The request
The answer is one number: how many lines hold the string "Shipped".

Data to use
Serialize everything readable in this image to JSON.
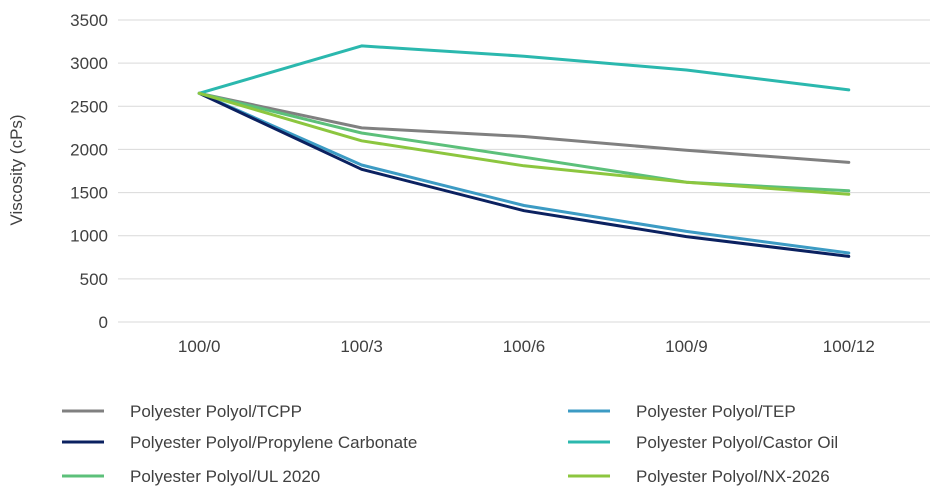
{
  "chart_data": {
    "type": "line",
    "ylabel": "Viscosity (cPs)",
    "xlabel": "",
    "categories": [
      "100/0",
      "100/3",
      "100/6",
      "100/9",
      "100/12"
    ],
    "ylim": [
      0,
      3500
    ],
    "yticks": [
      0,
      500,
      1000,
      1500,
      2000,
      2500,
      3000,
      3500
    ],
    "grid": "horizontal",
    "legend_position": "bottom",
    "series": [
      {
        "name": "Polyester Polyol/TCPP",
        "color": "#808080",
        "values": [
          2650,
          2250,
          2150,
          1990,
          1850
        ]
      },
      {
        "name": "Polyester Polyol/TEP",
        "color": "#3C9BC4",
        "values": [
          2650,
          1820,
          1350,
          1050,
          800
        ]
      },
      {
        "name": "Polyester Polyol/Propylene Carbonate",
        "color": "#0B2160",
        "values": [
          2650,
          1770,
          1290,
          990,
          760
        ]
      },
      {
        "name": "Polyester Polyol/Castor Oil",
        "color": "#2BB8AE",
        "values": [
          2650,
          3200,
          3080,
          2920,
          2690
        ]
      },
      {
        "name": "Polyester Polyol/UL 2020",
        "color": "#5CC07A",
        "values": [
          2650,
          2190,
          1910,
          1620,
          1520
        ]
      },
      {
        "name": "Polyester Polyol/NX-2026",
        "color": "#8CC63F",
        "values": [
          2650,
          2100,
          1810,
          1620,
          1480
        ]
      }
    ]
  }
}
* * *
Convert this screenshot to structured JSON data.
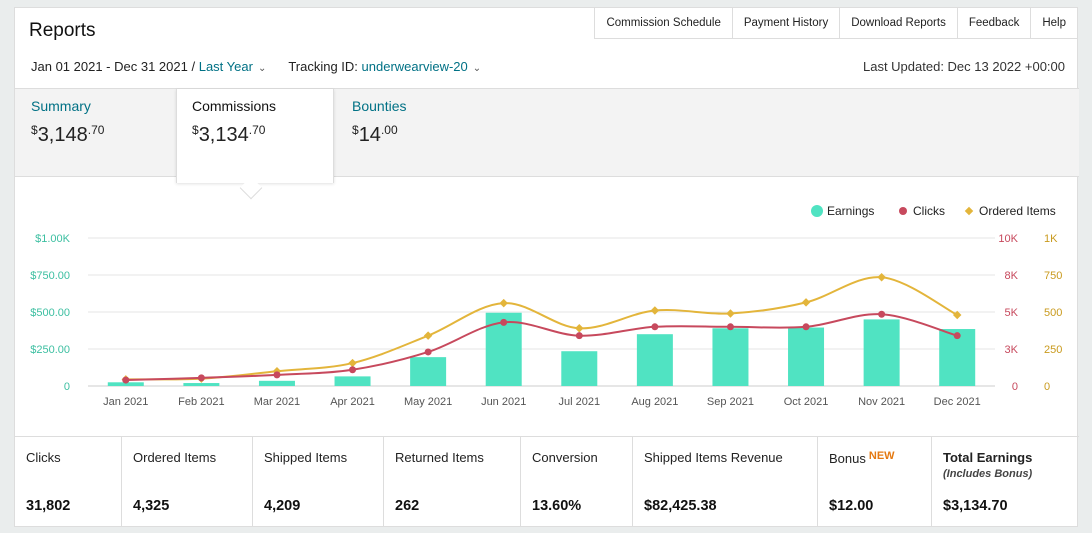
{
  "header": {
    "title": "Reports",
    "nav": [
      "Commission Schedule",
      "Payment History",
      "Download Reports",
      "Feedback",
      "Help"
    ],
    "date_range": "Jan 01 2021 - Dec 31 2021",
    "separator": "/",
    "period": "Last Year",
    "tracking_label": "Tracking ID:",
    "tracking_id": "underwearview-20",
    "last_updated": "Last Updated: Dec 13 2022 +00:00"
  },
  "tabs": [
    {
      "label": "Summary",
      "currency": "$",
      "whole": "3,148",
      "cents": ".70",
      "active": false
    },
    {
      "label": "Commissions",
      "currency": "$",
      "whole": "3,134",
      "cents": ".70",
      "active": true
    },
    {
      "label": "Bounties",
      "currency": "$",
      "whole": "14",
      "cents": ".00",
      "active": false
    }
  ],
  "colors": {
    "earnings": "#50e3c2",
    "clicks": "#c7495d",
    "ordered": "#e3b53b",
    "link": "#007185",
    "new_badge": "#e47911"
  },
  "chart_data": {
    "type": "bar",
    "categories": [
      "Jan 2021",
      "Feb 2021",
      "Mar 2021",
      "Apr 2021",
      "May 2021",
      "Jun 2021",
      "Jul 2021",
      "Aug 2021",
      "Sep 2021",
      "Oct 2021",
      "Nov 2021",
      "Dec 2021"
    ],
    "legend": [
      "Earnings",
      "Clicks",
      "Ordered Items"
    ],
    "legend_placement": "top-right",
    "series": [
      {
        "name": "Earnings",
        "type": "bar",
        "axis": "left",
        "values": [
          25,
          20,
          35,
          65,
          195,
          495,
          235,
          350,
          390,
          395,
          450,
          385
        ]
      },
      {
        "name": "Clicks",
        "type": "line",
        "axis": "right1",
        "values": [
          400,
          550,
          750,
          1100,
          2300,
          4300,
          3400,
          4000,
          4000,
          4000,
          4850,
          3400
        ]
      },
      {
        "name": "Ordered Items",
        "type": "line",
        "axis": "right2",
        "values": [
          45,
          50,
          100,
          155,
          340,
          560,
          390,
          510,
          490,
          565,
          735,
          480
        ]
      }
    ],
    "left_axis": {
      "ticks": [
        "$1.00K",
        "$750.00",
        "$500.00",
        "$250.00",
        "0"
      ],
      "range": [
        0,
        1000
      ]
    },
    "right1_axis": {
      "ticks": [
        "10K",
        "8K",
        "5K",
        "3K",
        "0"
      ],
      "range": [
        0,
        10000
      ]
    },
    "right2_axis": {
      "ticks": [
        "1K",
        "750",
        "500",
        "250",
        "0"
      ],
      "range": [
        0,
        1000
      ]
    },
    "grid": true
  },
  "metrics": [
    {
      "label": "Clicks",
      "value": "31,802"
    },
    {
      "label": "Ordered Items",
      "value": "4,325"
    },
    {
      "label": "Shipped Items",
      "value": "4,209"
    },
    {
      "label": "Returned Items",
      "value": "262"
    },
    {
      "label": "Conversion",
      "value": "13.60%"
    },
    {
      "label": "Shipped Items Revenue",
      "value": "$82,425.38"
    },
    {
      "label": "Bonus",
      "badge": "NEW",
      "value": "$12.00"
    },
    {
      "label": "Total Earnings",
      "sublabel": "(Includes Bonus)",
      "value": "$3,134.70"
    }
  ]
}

Finished task
2